**PAGE EXTRACT:**
**********

David Makes Solomon King

28 King David responded, “Call Bathsheba!” So she came back in and stood before the king. 29 And the king repeated his vow: “As surely as the Lord lives, who has rescued me from every danger, 30 your son Solomon will be the next king and will sit on my throne this very day, just as I vowed to you before the Lord, the God of Israel.”

31 Then Bathsheba bowed down with her face to the ground before the king and exclaimed, “May my lord King David live forever!”

32 Then King David ordered, “Call Zadok the priest, Nathan the prophet, and Benaiah son of Jehoiada.” When they came into the king’s presence, 33 the king said to them, “Take Solomon and my officials down to Gihon Spring. Solomon is to ride on my own mule. 34 There Zadok the priest and Nathan the prophet are to anoint him king over Israel. Blow the ram’s horn and shout, ‘Long live King Solomon!’ 35 Then escort him back here, and he will sit on my throne. He will succeed me as king, for I have appointed him to be ruler over Israel and Judah.”

36 “Amen!” Benaiah son of Jehoiada replied. “May the Lord, the God of my lord the king, decree that it happen. 37 And may the Lord be with Solomon as he has been with you, my lord the king, and may he make Solomon’s reign even greater than yours!”

38 So Zadok the priest, Nathan the prophet, Benaiah son of Jehoiada, and the king’s bodyguard[b] took Solomon down to Gihon Spring, with Solomon riding on King David’s own mule. 39 There Zadok the priest took the flask of olive oil from the sacred tent and anointed Solomon with the oil. Then they sounded the ram’s horn and all the people shouted, “Long live King Solomon!” 40 And all the people followed Solomon into Jerusalem, playing flutes and shouting for joy. The celebration was so joyous and noisy that the earth shook with the sound.

**********

**GIVEN ENTRIES:**

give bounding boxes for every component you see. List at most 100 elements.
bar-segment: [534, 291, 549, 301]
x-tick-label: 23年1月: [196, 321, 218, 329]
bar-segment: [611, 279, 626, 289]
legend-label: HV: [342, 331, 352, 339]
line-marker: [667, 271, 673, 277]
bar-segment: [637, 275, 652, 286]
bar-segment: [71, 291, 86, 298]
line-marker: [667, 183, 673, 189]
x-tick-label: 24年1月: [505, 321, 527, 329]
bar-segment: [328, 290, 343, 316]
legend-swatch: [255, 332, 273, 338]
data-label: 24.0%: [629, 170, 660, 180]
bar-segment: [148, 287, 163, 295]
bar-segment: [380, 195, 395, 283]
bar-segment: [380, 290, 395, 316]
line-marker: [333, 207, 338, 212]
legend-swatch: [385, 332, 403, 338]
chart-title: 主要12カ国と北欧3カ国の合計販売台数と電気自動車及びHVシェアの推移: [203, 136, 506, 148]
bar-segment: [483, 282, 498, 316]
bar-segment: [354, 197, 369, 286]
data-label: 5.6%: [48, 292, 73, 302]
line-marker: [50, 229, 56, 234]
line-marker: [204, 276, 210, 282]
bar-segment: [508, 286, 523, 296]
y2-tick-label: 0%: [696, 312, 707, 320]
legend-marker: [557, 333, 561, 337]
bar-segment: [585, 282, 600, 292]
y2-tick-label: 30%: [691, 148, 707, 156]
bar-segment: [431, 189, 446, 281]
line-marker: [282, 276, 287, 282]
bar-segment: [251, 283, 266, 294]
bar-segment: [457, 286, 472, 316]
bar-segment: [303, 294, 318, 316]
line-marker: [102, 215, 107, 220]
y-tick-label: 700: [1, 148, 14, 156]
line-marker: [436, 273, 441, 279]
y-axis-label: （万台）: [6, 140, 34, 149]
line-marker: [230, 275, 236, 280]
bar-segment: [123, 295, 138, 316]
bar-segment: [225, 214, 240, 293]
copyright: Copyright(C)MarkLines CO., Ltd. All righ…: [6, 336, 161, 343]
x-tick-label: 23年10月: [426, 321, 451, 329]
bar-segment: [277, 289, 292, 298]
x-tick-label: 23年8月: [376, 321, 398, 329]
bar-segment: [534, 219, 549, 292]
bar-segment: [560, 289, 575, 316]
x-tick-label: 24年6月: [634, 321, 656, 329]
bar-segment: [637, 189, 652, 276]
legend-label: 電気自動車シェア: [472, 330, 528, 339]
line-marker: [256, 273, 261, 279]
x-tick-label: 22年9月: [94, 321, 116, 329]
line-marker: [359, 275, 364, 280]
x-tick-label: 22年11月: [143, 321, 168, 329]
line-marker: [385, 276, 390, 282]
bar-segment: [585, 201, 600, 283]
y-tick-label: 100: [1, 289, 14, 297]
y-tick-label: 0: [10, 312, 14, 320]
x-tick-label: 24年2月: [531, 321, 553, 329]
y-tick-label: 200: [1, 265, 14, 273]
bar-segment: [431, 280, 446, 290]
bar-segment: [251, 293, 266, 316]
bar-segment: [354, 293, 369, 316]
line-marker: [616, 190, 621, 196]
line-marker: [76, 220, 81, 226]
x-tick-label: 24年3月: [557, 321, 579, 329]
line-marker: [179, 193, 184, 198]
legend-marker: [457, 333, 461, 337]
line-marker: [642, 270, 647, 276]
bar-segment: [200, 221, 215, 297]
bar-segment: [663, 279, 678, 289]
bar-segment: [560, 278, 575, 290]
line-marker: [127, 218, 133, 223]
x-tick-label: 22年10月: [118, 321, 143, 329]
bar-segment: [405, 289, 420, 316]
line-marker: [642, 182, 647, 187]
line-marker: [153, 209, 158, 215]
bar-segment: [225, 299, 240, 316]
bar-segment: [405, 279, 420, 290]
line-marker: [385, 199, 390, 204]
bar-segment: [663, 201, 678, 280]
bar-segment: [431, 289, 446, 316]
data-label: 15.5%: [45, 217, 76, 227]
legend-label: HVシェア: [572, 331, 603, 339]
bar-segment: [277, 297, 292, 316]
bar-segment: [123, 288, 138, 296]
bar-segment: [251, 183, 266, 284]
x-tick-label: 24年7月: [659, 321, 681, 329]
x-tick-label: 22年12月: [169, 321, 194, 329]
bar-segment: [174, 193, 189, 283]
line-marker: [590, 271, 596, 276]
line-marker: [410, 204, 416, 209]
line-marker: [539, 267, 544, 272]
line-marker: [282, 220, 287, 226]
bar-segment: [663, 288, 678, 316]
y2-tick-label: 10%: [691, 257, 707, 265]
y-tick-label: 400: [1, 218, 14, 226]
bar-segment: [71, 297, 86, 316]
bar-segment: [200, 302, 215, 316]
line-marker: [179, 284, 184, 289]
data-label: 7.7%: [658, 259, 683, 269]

**********

**TASKS AND EXERCISES:**
1. Summarize the passage on David making Solomon king in two sentences.
2. Please return the part of the passage on David making Solomon king from "38 So Zadok the" to "with the sound.", word for word.
The listing was drawn from a separate source.

**RESPONSES BY ITEM NUMBER:**
1. King David repeated to Bathsheba his vow that her son Solomon would be the next king. He then ordered Zadok the priest, Nathan the prophet, and Benaiah son of Jehoiada to take Solomon on the king's own mule to Gihon Spring, where Zadok anointed him with oil, the ram's horn sounded, and all the people shouted "Long live King Solomon!" before following him into Jerusalem with a celebration so loud that the earth shook.

2.
38 So Zadok the priest, Nathan the prophet, Benaiah son of Jehoiada, and the king’s bodyguard[b] took Solomon down to Gihon Spring, with Solomon riding on King David’s own mule. 39 There Zadok the priest took the flask of olive oil from the sacred tent and anointed Solomon with the oil. Then they sounded the ram’s horn and all the people shouted, “Long live King Solomon!” 40 And all the people followed Solomon into Jerusalem, playing flutes and shouting for joy. The celebration was so joyous and noisy that the earth shook with the sound.